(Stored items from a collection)
----------

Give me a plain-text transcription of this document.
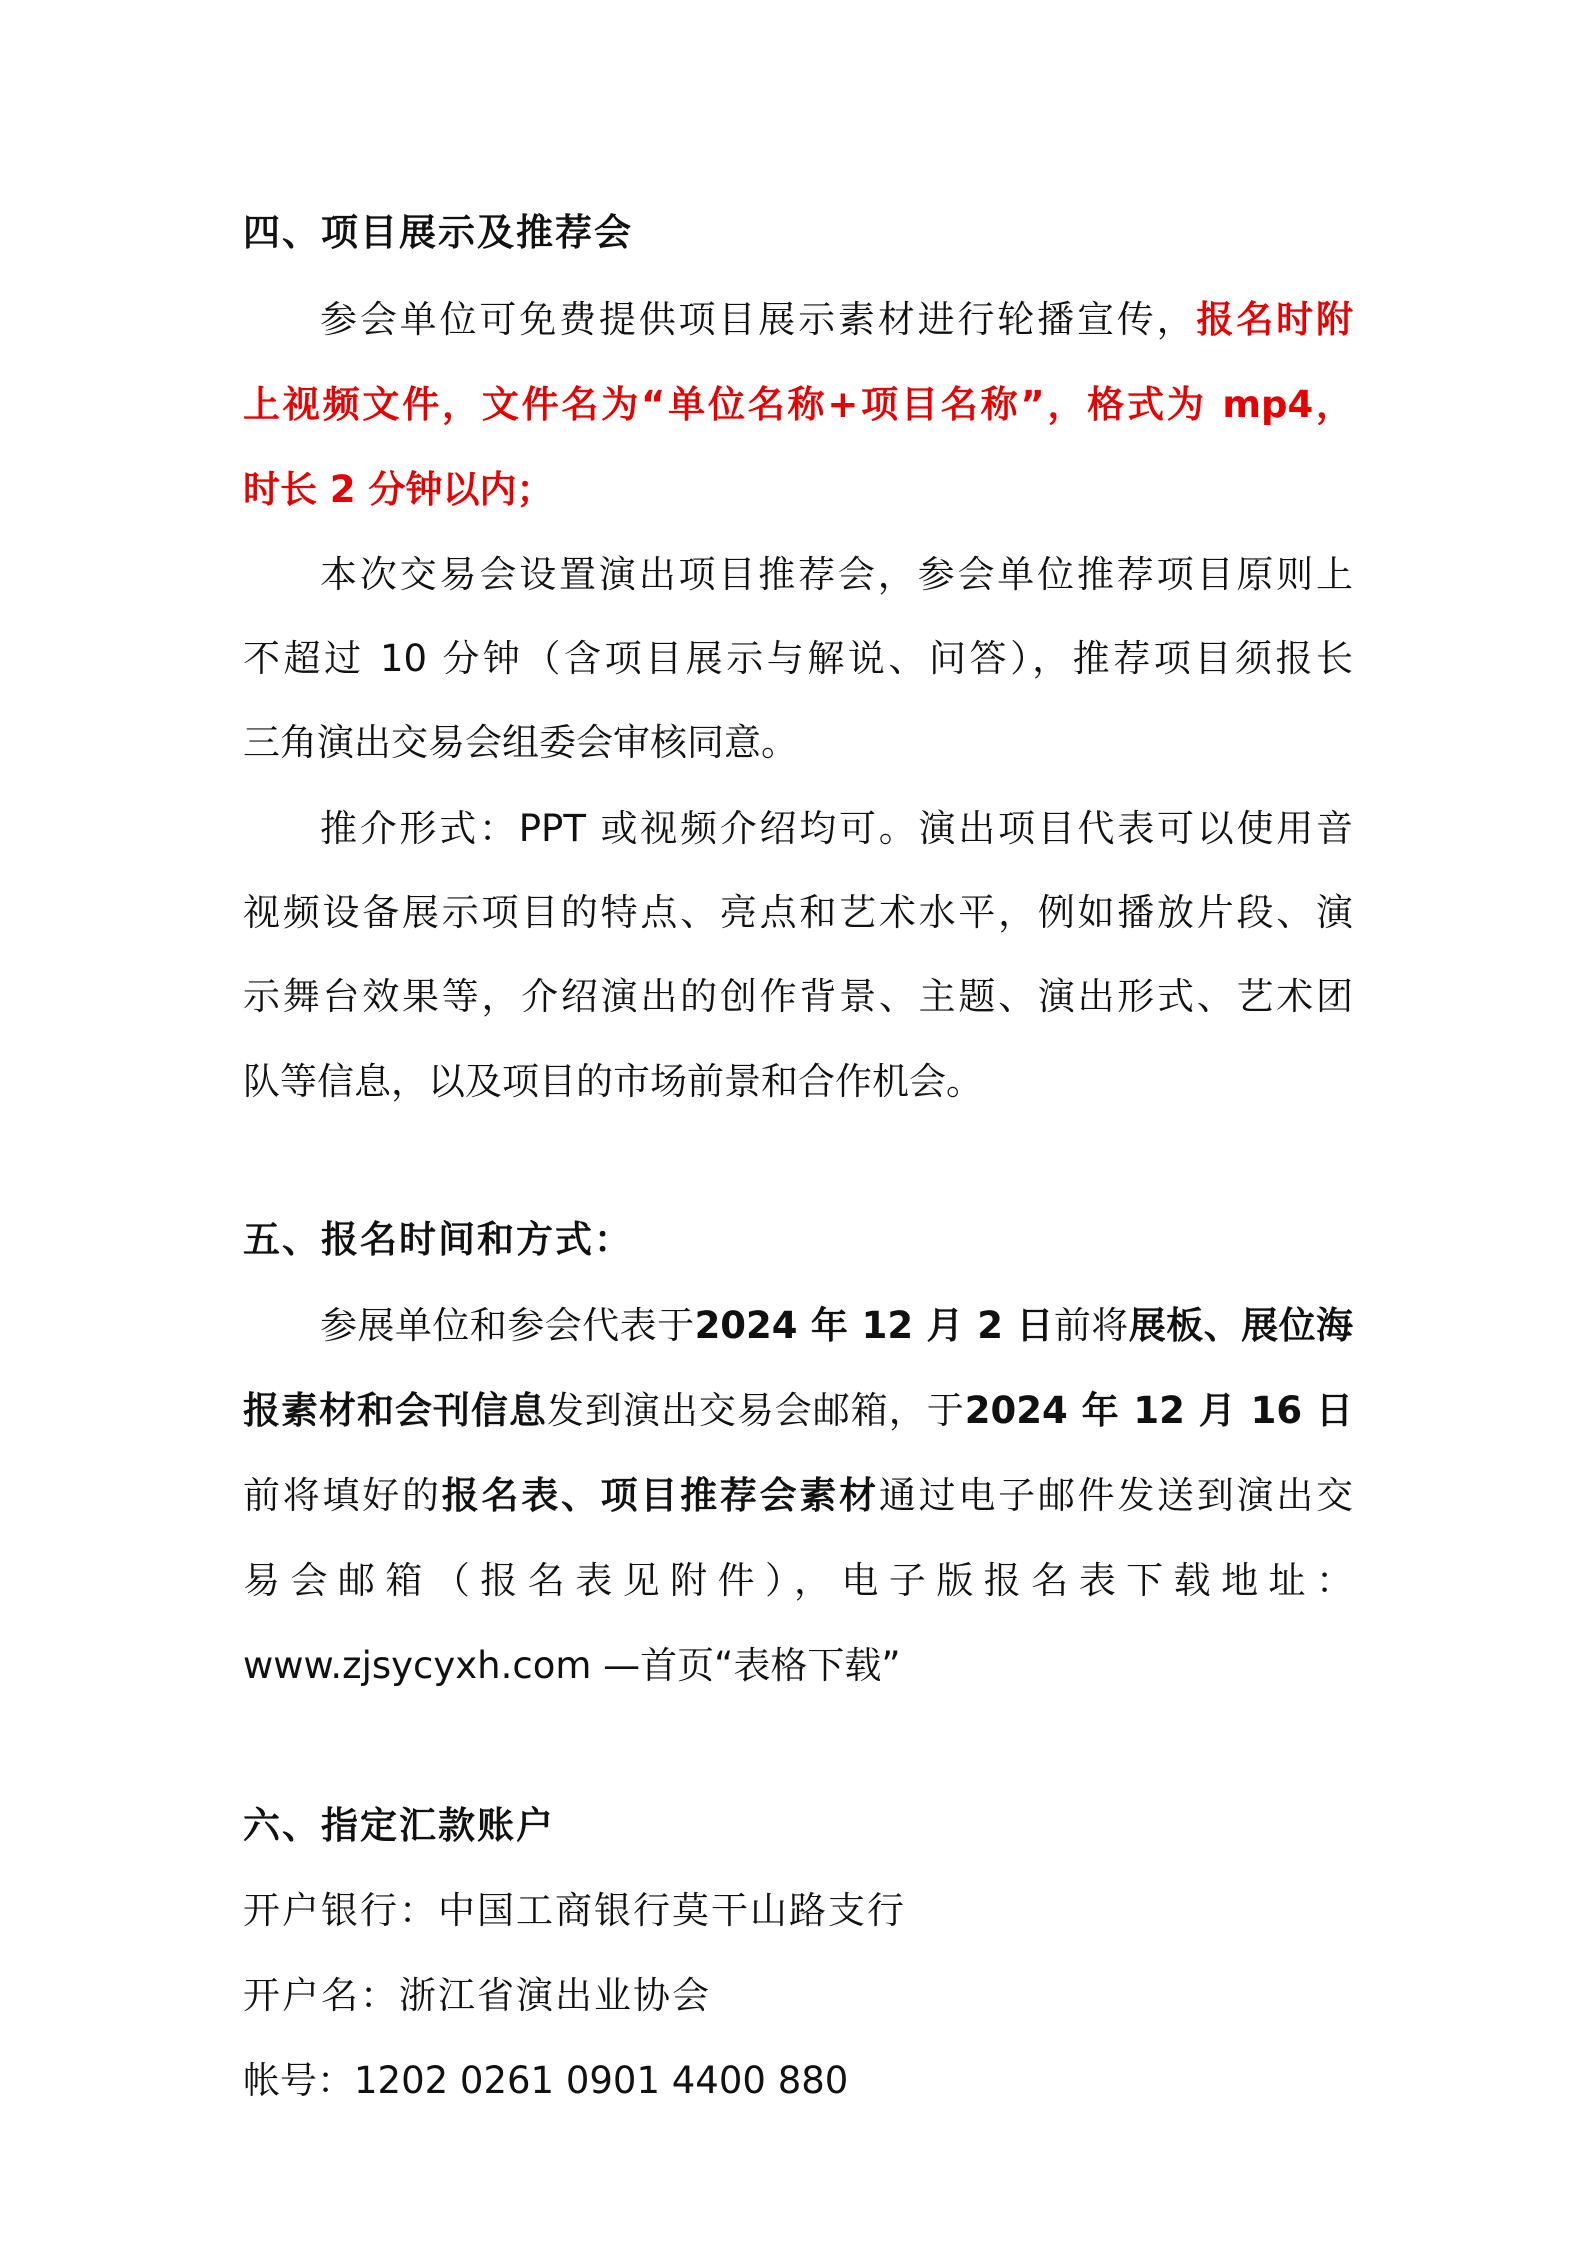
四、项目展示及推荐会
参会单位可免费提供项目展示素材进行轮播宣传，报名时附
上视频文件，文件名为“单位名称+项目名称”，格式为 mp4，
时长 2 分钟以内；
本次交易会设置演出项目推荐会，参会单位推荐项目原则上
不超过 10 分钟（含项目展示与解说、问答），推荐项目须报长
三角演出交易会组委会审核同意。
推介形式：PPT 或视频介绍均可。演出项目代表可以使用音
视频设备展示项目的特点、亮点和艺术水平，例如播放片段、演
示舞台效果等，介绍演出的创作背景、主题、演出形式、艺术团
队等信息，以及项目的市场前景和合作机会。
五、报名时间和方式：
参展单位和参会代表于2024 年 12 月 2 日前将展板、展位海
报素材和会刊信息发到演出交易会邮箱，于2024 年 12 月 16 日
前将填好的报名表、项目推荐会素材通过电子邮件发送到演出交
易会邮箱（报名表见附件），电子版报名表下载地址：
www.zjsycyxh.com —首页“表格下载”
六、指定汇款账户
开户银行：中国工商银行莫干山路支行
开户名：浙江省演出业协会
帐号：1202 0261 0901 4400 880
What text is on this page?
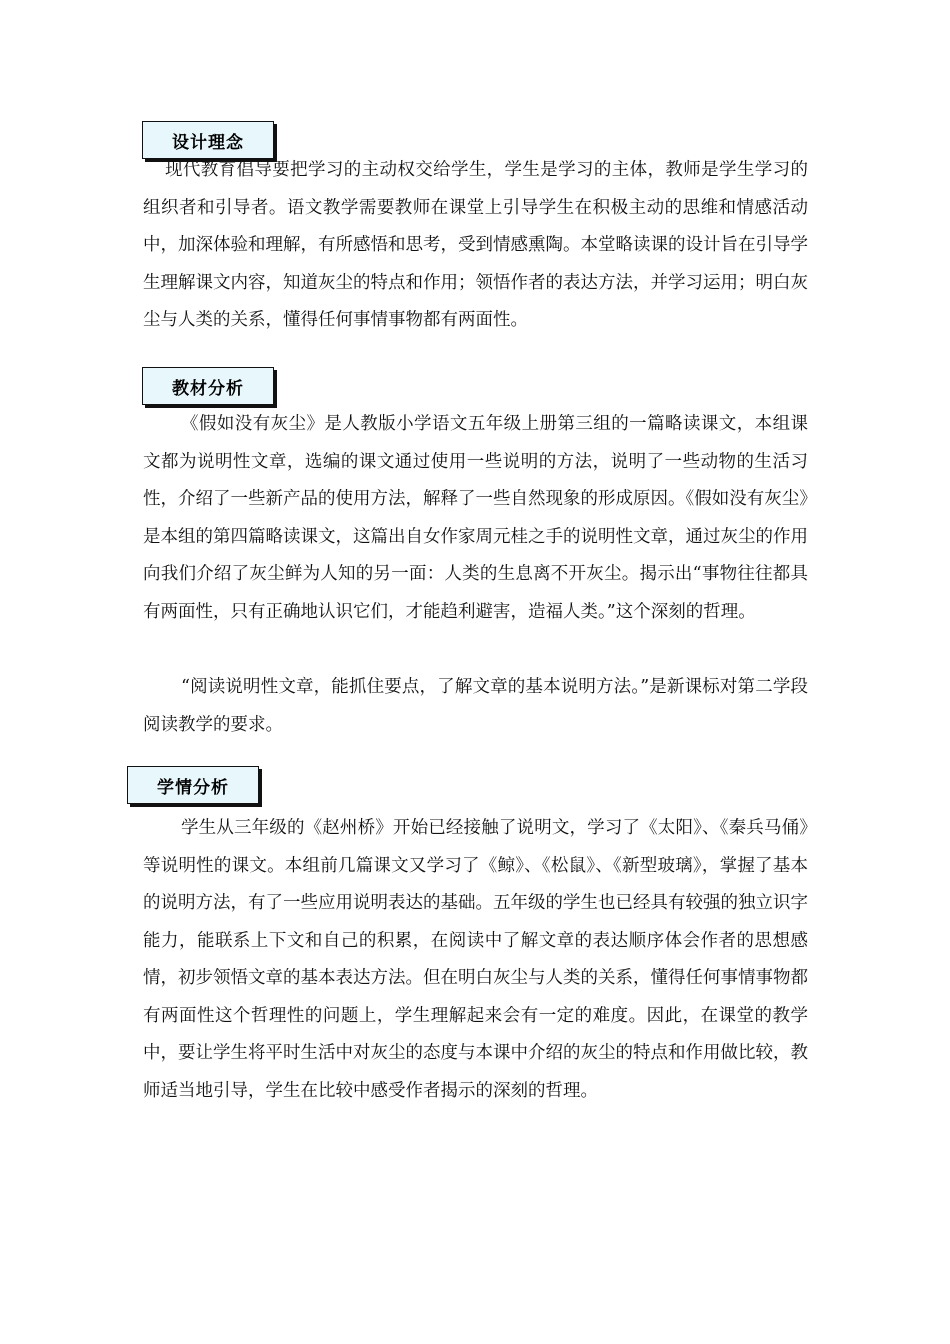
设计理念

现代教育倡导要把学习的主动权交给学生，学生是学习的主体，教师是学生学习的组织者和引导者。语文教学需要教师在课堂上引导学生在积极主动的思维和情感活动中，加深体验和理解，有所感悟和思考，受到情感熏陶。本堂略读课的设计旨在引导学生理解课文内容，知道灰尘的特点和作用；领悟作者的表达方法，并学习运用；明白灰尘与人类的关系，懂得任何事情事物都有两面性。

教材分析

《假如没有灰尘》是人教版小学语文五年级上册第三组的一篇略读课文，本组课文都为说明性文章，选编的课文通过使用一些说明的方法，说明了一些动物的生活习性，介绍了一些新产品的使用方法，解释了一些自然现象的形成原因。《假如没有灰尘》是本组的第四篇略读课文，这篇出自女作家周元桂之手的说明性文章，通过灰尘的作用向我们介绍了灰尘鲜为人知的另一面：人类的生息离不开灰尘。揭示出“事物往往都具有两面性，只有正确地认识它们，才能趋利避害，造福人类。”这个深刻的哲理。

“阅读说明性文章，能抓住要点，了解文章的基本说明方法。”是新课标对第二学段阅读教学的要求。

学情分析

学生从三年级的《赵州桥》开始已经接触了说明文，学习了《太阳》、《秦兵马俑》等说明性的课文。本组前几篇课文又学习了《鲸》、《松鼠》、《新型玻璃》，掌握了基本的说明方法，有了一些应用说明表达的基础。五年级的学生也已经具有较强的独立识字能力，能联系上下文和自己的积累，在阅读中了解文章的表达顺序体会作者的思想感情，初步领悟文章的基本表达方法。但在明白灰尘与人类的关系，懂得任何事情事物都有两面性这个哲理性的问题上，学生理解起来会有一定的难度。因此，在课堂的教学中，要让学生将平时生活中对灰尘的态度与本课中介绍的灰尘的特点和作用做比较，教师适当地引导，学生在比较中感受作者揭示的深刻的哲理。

----------

[Objective] Copy every line in the listing above where the string "this" turns up.

[Solution below]
Give me a plain-text transcription of this document.
What text is on this page?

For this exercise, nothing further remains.